STATED EXERCISE: Output the material below in full, exactly as it is.

Collected data
········
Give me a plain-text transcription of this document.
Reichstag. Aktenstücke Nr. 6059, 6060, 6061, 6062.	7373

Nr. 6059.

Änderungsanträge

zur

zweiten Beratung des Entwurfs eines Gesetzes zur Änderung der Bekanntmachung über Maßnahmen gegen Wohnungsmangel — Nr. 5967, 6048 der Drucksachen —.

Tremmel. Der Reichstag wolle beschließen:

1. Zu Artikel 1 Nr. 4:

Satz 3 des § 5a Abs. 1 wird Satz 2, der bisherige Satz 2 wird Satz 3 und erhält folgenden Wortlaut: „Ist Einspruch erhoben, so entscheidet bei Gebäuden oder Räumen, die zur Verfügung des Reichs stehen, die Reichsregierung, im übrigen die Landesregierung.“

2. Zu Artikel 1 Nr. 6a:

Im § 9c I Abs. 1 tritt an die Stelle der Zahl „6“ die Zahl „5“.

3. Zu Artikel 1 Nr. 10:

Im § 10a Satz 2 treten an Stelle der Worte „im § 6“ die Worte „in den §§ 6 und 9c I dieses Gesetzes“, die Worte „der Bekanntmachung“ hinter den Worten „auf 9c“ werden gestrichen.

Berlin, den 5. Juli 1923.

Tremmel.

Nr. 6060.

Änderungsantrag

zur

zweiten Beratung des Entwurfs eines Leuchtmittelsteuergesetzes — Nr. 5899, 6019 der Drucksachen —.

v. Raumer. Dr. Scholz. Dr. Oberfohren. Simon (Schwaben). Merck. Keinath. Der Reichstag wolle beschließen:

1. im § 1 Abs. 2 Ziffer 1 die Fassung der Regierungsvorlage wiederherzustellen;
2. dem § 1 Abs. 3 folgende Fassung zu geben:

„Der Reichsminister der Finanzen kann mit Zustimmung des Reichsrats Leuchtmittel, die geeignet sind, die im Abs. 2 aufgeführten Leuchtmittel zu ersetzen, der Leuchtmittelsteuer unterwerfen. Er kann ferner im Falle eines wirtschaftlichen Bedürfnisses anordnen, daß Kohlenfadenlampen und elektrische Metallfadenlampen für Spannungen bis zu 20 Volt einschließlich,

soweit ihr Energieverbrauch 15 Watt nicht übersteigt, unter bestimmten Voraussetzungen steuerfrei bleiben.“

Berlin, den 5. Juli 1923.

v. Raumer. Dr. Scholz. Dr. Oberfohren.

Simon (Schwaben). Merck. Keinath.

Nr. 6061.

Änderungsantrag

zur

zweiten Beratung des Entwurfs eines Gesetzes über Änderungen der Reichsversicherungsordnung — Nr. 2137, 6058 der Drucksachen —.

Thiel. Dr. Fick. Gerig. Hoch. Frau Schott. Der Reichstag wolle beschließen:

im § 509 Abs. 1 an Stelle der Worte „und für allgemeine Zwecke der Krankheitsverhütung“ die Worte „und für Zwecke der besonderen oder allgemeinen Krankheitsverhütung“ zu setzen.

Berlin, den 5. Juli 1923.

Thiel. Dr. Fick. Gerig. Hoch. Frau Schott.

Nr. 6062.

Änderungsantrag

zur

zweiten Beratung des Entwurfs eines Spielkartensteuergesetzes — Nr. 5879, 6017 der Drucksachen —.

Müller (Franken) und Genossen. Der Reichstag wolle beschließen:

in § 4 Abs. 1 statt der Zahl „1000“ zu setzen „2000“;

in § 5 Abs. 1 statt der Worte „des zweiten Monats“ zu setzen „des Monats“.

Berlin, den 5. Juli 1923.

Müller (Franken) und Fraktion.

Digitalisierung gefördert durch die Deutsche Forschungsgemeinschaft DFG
········
SOLUTION:
Give me a plain-text transcription of this document.
Reichstag. Aktenstücke Nr. 6059, 6060, 6061, 6062.	7373

Nr. 6059.

Änderungsanträge

zur

zweiten Beratung des Entwurfs eines Gesetzes zur Änderung der Bekanntmachung über Maßnahmen gegen Wohnungsmangel — Nr. 5967, 6048 der Drucksachen —.

Tremmel. Der Reichstag wolle beschließen:

1. Zu Artikel 1 Nr. 4:

Satz 3 des § 5a Abs. 1 wird Satz 2, der bisherige Satz 2 wird Satz 3 und erhält folgenden Wortlaut: „Ist Einspruch erhoben, so entscheidet bei Gebäuden oder Räumen, die zur Verfügung des Reichs stehen, die Reichsregierung, im übrigen die Landesregierung.“

2. Zu Artikel 1 Nr. 6a:

Im § 9c I Abs. 1 tritt an die Stelle der Zahl „6“ die Zahl „5“.

3. Zu Artikel 1 Nr. 10:

Im § 10a Satz 2 treten an Stelle der Worte „im § 6“ die Worte „in den §§ 6 und 9c I dieses Gesetzes“, die Worte „der Bekanntmachung“ hinter den Worten „auf 9c“ werden gestrichen.

Berlin, den 5. Juli 1923.

Tremmel.

Nr. 6060.

Änderungsantrag

zur

zweiten Beratung des Entwurfs eines Leuchtmittelsteuergesetzes — Nr. 5899, 6019 der Drucksachen —.

v. Raumer. Dr. Scholz. Dr. Oberfohren. Simon (Schwaben). Merck. Keinath. Der Reichstag wolle beschließen:

1. im § 1 Abs. 2 Ziffer 1 die Fassung der Regierungsvorlage wiederherzustellen;
2. dem § 1 Abs. 3 folgende Fassung zu geben:

„Der Reichsminister der Finanzen kann mit Zustimmung des Reichsrats Leuchtmittel, die geeignet sind, die im Abs. 2 aufgeführten Leuchtmittel zu ersetzen, der Leuchtmittelsteuer unterwerfen. Er kann ferner im Falle eines wirtschaftlichen Bedürfnisses anordnen, daß Kohlenfadenlampen und elektrische Metallfadenlampen für Spannungen bis zu 20 Volt einschließlich,

soweit ihr Energieverbrauch 15 Watt nicht übersteigt, unter bestimmten Voraussetzungen steuerfrei bleiben.“

Berlin, den 5. Juli 1923.

v. Raumer. Dr. Scholz. Dr. Oberfohren.

Simon (Schwaben). Merck. Keinath.

Nr. 6061.

Änderungsantrag

zur

zweiten Beratung des Entwurfs eines Gesetzes über Änderungen der Reichsversicherungsordnung — Nr. 2137, 6058 der Drucksachen —.

Thiel. Dr. Fick. Gerig. Hoch. Frau Schott. Der Reichstag wolle beschließen:

im § 509 Abs. 1 an Stelle der Worte „und für allgemeine Zwecke der Krankheitsverhütung“ die Worte „und für Zwecke der besonderen oder allgemeinen Krankheitsverhütung“ zu setzen.

Berlin, den 5. Juli 1923.

Thiel. Dr. Fick. Gerig. Hoch. Frau Schott.

Nr. 6062.

Änderungsantrag

zur

zweiten Beratung des Entwurfs eines Spielkartensteuergesetzes — Nr. 5879, 6017 der Drucksachen —.

Müller (Franken) und Genossen. Der Reichstag wolle beschließen:

in § 4 Abs. 1 statt der Zahl „1000“ zu setzen „2000“;

in § 5 Abs. 1 statt der Worte „des zweiten Monats“ zu setzen „des Monats“.

Berlin, den 5. Juli 1923.

Müller (Franken) und Fraktion.

Digitalisierung gefördert durch die Deutsche Forschungsgemeinschaft DFG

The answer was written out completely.